EXERCISE TASK: Can you restate the records below word for word?

INPUT MATERIAL:
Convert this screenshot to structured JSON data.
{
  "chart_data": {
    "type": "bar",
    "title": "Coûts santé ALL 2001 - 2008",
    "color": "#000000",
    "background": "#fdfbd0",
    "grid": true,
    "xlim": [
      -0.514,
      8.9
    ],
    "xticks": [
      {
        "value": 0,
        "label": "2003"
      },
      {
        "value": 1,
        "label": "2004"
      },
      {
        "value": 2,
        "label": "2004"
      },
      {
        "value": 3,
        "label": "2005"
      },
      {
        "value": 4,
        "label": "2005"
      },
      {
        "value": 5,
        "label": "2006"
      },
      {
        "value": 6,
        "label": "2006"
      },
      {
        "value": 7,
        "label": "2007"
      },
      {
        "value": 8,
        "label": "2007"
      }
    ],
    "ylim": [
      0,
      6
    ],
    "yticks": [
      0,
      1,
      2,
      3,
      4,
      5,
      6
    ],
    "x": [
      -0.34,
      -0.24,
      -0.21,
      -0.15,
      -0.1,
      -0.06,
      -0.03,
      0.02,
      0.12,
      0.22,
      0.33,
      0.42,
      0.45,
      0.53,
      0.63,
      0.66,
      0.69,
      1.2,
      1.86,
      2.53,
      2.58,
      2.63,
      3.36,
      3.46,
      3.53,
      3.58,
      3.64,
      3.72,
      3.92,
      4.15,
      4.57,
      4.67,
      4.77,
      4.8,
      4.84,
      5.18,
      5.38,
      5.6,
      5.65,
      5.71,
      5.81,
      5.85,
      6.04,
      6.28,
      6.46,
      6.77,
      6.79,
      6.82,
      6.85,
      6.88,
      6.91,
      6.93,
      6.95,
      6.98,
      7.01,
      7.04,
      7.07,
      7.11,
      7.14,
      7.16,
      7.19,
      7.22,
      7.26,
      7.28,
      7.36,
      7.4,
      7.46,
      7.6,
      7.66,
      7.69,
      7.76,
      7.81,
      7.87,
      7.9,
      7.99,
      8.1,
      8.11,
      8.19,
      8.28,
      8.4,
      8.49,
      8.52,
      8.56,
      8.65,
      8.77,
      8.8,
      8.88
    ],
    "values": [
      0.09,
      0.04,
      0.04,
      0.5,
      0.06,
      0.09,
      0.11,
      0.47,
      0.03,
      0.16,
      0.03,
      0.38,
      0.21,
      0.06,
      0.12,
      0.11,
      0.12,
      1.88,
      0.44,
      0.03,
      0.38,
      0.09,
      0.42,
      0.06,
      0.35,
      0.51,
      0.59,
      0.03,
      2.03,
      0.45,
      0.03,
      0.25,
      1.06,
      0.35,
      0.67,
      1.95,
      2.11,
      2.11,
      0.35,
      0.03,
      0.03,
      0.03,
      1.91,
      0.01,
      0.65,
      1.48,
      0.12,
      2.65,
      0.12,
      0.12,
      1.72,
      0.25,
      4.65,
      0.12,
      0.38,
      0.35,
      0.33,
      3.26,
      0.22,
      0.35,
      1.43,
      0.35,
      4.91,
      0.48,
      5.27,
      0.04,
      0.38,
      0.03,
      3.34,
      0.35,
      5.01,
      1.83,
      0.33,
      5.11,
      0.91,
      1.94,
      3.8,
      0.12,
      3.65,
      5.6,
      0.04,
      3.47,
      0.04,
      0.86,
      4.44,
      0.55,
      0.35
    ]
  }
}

FINAL ANSWER:
Convert this screenshot to structured JSON data.
{
  "chart_data": {
    "type": "bar",
    "title": "Coûts santé ALL 2001 - 2008",
    "color": "#000000",
    "background": "#fdfbd0",
    "grid": true,
    "xlim": [
      -0.514,
      8.9
    ],
    "xticks": [
      {
        "value": 0,
        "label": "2003"
      },
      {
        "value": 1,
        "label": "2004"
      },
      {
        "value": 2,
        "label": "2004"
      },
      {
        "value": 3,
        "label": "2005"
      },
      {
        "value": 4,
        "label": "2005"
      },
      {
        "value": 5,
        "label": "2006"
      },
      {
        "value": 6,
        "label": "2006"
      },
      {
        "value": 7,
        "label": "2007"
      },
      {
        "value": 8,
        "label": "2007"
      }
    ],
    "ylim": [
      0,
      6
    ],
    "yticks": [
      0,
      1,
      2,
      3,
      4,
      5,
      6
    ],
    "x": [
      -0.34,
      -0.24,
      -0.21,
      -0.15,
      -0.1,
      -0.06,
      -0.03,
      0.02,
      0.12,
      0.22,
      0.33,
      0.42,
      0.45,
      0.53,
      0.63,
      0.66,
      0.69,
      1.2,
      1.86,
      2.53,
      2.58,
      2.63,
      3.36,
      3.46,
      3.53,
      3.58,
      3.64,
      3.72,
      3.92,
      4.15,
      4.57,
      4.67,
      4.77,
      4.8,
      4.84,
      5.18,
      5.38,
      5.6,
      5.65,
      5.71,
      5.81,
      5.85,
      6.04,
      6.28,
      6.46,
      6.77,
      6.79,
      6.82,
      6.85,
      6.88,
      6.91,
      6.93,
      6.95,
      6.98,
      7.01,
      7.04,
      7.07,
      7.11,
      7.14,
      7.16,
      7.19,
      7.22,
      7.26,
      7.28,
      7.36,
      7.4,
      7.46,
      7.6,
      7.66,
      7.69,
      7.76,
      7.81,
      7.87,
      7.9,
      7.99,
      8.1,
      8.11,
      8.19,
      8.28,
      8.4,
      8.49,
      8.52,
      8.56,
      8.65,
      8.77,
      8.8,
      8.88
    ],
    "values": [
      0.09,
      0.04,
      0.04,
      0.5,
      0.06,
      0.09,
      0.11,
      0.47,
      0.03,
      0.16,
      0.03,
      0.38,
      0.21,
      0.06,
      0.12,
      0.11,
      0.12,
      1.88,
      0.44,
      0.03,
      0.38,
      0.09,
      0.42,
      0.06,
      0.35,
      0.51,
      0.59,
      0.03,
      2.03,
      0.45,
      0.03,
      0.25,
      1.06,
      0.35,
      0.67,
      1.95,
      2.11,
      2.11,
      0.35,
      0.03,
      0.03,
      0.03,
      1.91,
      0.01,
      0.65,
      1.48,
      0.12,
      2.65,
      0.12,
      0.12,
      1.72,
      0.25,
      4.65,
      0.12,
      0.38,
      0.35,
      0.33,
      3.26,
      0.22,
      0.35,
      1.43,
      0.35,
      4.91,
      0.48,
      5.27,
      0.04,
      0.38,
      0.03,
      3.34,
      0.35,
      5.01,
      1.83,
      0.33,
      5.11,
      0.91,
      1.94,
      3.8,
      0.12,
      3.65,
      5.6,
      0.04,
      3.47,
      0.04,
      0.86,
      4.44,
      0.55,
      0.35
    ]
  }
}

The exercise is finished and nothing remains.